Task prompt => Return all lines from the listing below in which the string "distance" occurs.
-*-
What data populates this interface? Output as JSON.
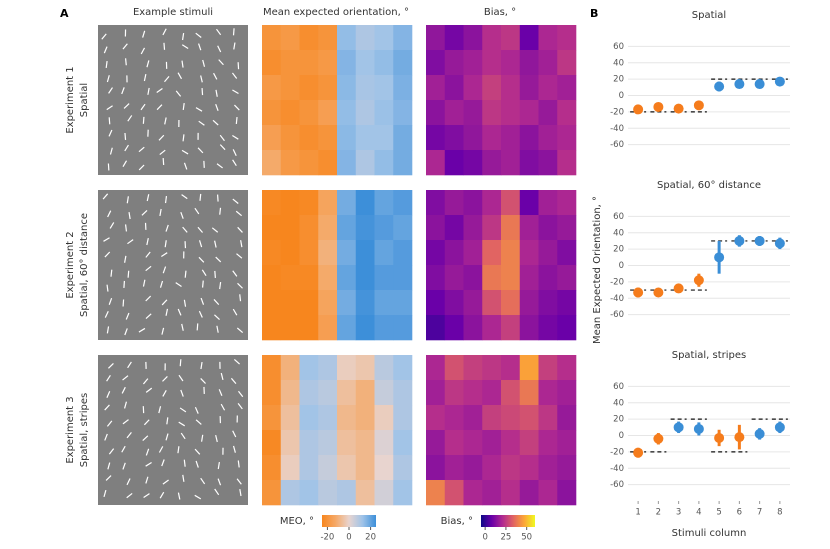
{
  "panel_a": {
    "label": "A",
    "stimuli_title": "Example stimuli",
    "rows": [
      {
        "experiment": "Experiment 1",
        "condition": "Spatial"
      },
      {
        "experiment": "Experiment 2",
        "condition": "Spatial, 60° distance"
      },
      {
        "experiment": "Experiment 3",
        "condition": "Spatial, stripes"
      }
    ]
  },
  "panel_b": {
    "label": "B",
    "xlabel": "Stimuli column",
    "ylabel": "Mean Expected Orientation, °"
  },
  "chart_data": [
    {
      "type": "heatmap",
      "title": "Mean expected orientation, °",
      "colorbar_label": "MEO, °",
      "clim": [
        -25,
        25
      ],
      "cticks": [
        -20,
        0,
        20
      ],
      "colors": [
        "#f7861e",
        "#f5a866",
        "#e8d4cf",
        "#9fc3e8",
        "#3d8fd9"
      ],
      "panels": [
        [
          [
            -20,
            -18,
            -22,
            -20,
            14,
            10,
            12,
            16
          ],
          [
            -22,
            -20,
            -20,
            -18,
            16,
            12,
            14,
            18
          ],
          [
            -18,
            -20,
            -22,
            -20,
            15,
            11,
            12,
            17
          ],
          [
            -20,
            -22,
            -20,
            -16,
            14,
            10,
            13,
            16
          ],
          [
            -16,
            -20,
            -22,
            -20,
            15,
            12,
            12,
            18
          ],
          [
            -12,
            -18,
            -20,
            -22,
            16,
            10,
            14,
            18
          ]
        ],
        [
          [
            -24,
            -26,
            -24,
            -14,
            18,
            26,
            20,
            22
          ],
          [
            -26,
            -25,
            -22,
            -12,
            20,
            24,
            22,
            20
          ],
          [
            -24,
            -26,
            -22,
            -10,
            18,
            25,
            20,
            22
          ],
          [
            -25,
            -24,
            -24,
            -12,
            20,
            26,
            22,
            22
          ],
          [
            -26,
            -26,
            -25,
            -14,
            18,
            24,
            20,
            20
          ],
          [
            -28,
            -26,
            -26,
            -16,
            20,
            26,
            22,
            22
          ]
        ],
        [
          [
            -22,
            -10,
            12,
            10,
            -2,
            -4,
            8,
            12
          ],
          [
            -22,
            -8,
            10,
            8,
            -6,
            -10,
            6,
            10
          ],
          [
            -20,
            -6,
            12,
            10,
            -8,
            -10,
            -2,
            10
          ],
          [
            -24,
            -4,
            10,
            8,
            -6,
            -8,
            2,
            12
          ],
          [
            -22,
            -2,
            10,
            6,
            -4,
            -8,
            0,
            10
          ],
          [
            -20,
            10,
            12,
            8,
            10,
            -6,
            4,
            12
          ]
        ]
      ]
    },
    {
      "type": "heatmap",
      "title": "Bias, °",
      "colorbar_label": "Bias, °",
      "clim": [
        -5,
        60
      ],
      "cticks": [
        0,
        25,
        50
      ],
      "colors": [
        "#0d0887",
        "#6a00a8",
        "#b12a90",
        "#e16462",
        "#fca636",
        "#f0f921"
      ],
      "panels": [
        [
          [
            15,
            10,
            14,
            22,
            24,
            8,
            20,
            22
          ],
          [
            12,
            16,
            18,
            22,
            20,
            15,
            18,
            24
          ],
          [
            18,
            14,
            20,
            26,
            22,
            16,
            20,
            18
          ],
          [
            14,
            18,
            16,
            24,
            22,
            20,
            16,
            22
          ],
          [
            10,
            12,
            15,
            20,
            18,
            14,
            18,
            20
          ],
          [
            20,
            8,
            10,
            16,
            18,
            12,
            14,
            22
          ]
        ],
        [
          [
            12,
            16,
            14,
            20,
            30,
            8,
            18,
            20
          ],
          [
            14,
            10,
            16,
            24,
            38,
            18,
            14,
            16
          ],
          [
            10,
            14,
            18,
            34,
            40,
            20,
            16,
            12
          ],
          [
            12,
            16,
            14,
            38,
            40,
            18,
            14,
            16
          ],
          [
            8,
            12,
            16,
            30,
            36,
            16,
            12,
            10
          ],
          [
            4,
            8,
            14,
            20,
            26,
            14,
            10,
            8
          ]
        ],
        [
          [
            20,
            30,
            26,
            24,
            22,
            46,
            26,
            22
          ],
          [
            18,
            24,
            22,
            20,
            30,
            38,
            20,
            18
          ],
          [
            22,
            20,
            18,
            26,
            28,
            30,
            24,
            16
          ],
          [
            16,
            22,
            20,
            18,
            22,
            26,
            20,
            18
          ],
          [
            14,
            18,
            16,
            20,
            24,
            22,
            18,
            16
          ],
          [
            40,
            30,
            20,
            18,
            22,
            16,
            20,
            14
          ]
        ]
      ]
    },
    {
      "type": "scatter",
      "title": "Spatial",
      "x": [
        1,
        2,
        3,
        4,
        5,
        6,
        7,
        8
      ],
      "values": [
        -17,
        -14,
        -16,
        -12,
        11,
        14,
        14,
        17
      ],
      "errors": [
        5,
        5,
        5,
        5,
        6,
        5,
        5,
        5
      ],
      "expected": [
        -20,
        -20,
        -20,
        -20,
        20,
        20,
        20,
        20
      ],
      "colors": [
        "#f57c1c",
        "#f57c1c",
        "#f57c1c",
        "#f57c1c",
        "#3a8ed6",
        "#3a8ed6",
        "#3a8ed6",
        "#3a8ed6"
      ],
      "xlim": [
        0.5,
        8.5
      ],
      "ylim": [
        -80,
        80
      ],
      "yticks": [
        60,
        40,
        20,
        0,
        -20,
        -40,
        -60
      ],
      "grid": true
    },
    {
      "type": "scatter",
      "title": "Spatial, 60° distance",
      "x": [
        1,
        2,
        3,
        4,
        5,
        6,
        7,
        8
      ],
      "values": [
        -33,
        -33,
        -28,
        -18,
        10,
        30,
        30,
        27
      ],
      "errors": [
        6,
        5,
        5,
        8,
        20,
        7,
        6,
        7
      ],
      "expected": [
        -30,
        -30,
        -30,
        -30,
        30,
        30,
        30,
        30
      ],
      "colors": [
        "#f57c1c",
        "#f57c1c",
        "#f57c1c",
        "#f57c1c",
        "#3a8ed6",
        "#3a8ed6",
        "#3a8ed6",
        "#3a8ed6"
      ],
      "xlim": [
        0.5,
        8.5
      ],
      "ylim": [
        -80,
        80
      ],
      "yticks": [
        60,
        40,
        20,
        0,
        -20,
        -40,
        -60
      ],
      "grid": true
    },
    {
      "type": "scatter",
      "title": "Spatial, stripes",
      "x": [
        1,
        2,
        3,
        4,
        5,
        6,
        7,
        8
      ],
      "values": [
        -21,
        -4,
        10,
        8,
        -3,
        -2,
        2,
        10
      ],
      "errors": [
        6,
        7,
        7,
        8,
        10,
        15,
        7,
        7
      ],
      "expected": [
        -20,
        -20,
        20,
        20,
        -20,
        -20,
        20,
        20
      ],
      "colors": [
        "#f57c1c",
        "#f57c1c",
        "#3a8ed6",
        "#3a8ed6",
        "#f57c1c",
        "#f57c1c",
        "#3a8ed6",
        "#3a8ed6"
      ],
      "xlim": [
        0.5,
        8.5
      ],
      "ylim": [
        -80,
        80
      ],
      "yticks": [
        60,
        40,
        20,
        0,
        -20,
        -40,
        -60
      ],
      "xticks": [
        1,
        2,
        3,
        4,
        5,
        6,
        7,
        8
      ],
      "grid": true
    }
  ]
}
-*-
Response =>
        "condition": "Spatial, 60° distance"
      "title": "Spatial, 60° distance",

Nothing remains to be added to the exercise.